SUPPLIED DATA:
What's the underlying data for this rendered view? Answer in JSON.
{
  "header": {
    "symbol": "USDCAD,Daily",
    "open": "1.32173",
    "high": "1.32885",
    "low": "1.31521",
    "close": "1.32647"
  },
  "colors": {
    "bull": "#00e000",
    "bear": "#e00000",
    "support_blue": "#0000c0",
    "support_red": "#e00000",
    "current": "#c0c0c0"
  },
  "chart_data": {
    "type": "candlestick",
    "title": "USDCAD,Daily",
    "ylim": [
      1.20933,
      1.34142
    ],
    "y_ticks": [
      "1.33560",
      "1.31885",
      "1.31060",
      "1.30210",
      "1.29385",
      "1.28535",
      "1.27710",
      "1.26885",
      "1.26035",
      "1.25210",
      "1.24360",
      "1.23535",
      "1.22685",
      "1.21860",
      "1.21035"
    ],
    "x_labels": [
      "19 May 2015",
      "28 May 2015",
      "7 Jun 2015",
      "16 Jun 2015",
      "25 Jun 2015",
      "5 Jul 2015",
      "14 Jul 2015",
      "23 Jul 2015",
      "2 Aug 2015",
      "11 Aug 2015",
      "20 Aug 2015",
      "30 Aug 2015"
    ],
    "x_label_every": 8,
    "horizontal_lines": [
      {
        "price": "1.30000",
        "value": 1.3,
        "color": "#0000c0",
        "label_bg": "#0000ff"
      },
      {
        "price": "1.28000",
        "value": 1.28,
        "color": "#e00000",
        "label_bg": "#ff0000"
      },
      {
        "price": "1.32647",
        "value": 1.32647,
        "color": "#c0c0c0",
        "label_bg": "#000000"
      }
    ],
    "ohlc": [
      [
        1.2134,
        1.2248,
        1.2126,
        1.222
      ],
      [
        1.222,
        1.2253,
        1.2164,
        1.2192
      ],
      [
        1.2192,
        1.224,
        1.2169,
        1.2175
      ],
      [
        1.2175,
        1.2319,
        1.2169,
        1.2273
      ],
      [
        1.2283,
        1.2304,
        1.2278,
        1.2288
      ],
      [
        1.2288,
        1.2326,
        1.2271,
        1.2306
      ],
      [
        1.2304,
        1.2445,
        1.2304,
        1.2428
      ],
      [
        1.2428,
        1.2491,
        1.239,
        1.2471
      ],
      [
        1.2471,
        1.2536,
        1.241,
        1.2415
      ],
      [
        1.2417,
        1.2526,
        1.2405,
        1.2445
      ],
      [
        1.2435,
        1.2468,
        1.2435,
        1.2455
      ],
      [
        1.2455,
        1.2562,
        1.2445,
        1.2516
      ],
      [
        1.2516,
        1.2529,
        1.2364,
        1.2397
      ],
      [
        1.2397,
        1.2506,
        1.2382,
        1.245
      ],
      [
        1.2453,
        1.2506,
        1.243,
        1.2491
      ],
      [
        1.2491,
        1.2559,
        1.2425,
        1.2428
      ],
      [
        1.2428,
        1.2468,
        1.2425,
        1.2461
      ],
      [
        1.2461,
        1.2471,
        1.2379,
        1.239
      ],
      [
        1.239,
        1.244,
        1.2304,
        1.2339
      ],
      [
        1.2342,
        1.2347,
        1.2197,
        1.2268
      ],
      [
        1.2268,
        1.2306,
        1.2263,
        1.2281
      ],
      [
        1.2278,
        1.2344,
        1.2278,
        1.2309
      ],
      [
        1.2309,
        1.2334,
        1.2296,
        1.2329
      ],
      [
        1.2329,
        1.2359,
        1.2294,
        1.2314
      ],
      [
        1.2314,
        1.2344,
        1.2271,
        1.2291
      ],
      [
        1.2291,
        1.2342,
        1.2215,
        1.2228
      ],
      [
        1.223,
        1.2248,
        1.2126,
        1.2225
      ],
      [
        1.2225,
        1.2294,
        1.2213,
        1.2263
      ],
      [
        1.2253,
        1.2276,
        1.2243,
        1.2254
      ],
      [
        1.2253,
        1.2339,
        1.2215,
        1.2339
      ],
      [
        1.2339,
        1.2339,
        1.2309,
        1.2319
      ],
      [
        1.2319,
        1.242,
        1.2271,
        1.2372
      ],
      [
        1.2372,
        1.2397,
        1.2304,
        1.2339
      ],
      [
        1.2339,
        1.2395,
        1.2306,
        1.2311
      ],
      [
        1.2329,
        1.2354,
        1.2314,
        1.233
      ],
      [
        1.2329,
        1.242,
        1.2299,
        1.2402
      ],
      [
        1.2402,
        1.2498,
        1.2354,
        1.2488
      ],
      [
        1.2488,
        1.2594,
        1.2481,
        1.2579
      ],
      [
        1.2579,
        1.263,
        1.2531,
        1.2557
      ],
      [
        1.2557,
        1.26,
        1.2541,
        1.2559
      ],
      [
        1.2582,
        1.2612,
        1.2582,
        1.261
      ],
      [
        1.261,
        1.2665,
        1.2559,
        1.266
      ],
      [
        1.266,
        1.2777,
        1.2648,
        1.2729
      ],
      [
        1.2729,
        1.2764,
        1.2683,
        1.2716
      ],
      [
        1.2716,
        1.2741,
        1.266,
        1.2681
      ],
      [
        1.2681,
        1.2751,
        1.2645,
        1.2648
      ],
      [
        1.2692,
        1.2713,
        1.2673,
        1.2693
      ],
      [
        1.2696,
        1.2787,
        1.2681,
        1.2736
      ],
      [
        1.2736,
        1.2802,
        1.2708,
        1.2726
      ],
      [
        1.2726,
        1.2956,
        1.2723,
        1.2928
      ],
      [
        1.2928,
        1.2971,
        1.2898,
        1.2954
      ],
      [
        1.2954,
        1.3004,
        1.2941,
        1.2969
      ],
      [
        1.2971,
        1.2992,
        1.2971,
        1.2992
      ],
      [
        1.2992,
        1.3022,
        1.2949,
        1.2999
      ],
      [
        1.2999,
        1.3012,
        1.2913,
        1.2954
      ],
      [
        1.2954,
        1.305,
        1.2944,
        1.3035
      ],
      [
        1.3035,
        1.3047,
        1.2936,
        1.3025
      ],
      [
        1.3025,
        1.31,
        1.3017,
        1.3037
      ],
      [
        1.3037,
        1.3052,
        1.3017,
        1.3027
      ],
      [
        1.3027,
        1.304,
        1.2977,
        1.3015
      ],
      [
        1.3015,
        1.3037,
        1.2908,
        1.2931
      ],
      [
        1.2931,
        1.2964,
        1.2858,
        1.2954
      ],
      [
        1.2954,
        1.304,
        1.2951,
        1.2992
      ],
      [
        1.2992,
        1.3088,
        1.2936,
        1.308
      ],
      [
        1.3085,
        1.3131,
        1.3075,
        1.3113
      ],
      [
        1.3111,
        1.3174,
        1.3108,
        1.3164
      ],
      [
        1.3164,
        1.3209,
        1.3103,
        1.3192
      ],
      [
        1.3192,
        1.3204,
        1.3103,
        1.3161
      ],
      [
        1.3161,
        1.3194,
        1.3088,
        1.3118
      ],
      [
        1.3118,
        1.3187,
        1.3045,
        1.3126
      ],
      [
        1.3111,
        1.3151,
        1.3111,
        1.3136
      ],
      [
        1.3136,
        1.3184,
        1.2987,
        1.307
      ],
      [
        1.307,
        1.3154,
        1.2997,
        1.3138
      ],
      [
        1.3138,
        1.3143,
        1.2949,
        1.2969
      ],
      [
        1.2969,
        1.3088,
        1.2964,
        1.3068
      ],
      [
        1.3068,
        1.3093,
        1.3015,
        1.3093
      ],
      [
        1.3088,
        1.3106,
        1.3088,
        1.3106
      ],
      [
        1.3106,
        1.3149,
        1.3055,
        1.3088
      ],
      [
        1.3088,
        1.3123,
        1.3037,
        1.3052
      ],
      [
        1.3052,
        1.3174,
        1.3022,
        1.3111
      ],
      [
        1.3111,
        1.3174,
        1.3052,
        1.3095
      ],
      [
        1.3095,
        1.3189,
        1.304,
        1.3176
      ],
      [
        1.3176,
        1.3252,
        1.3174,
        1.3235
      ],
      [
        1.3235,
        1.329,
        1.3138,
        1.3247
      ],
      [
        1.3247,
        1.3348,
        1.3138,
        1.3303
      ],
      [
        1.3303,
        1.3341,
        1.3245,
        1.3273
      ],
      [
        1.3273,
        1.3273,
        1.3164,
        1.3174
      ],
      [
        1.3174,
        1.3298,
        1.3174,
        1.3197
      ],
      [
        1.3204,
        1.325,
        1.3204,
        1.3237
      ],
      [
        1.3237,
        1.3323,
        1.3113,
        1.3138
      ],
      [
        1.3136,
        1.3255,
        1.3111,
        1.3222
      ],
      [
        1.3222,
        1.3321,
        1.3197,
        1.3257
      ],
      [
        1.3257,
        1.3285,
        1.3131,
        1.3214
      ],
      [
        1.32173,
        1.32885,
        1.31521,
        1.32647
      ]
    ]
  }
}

WRITTEN INSTRUCTION:
Find how many lines in the listing hold "price", and reply with that number only.

RIGHT ANSWER:
3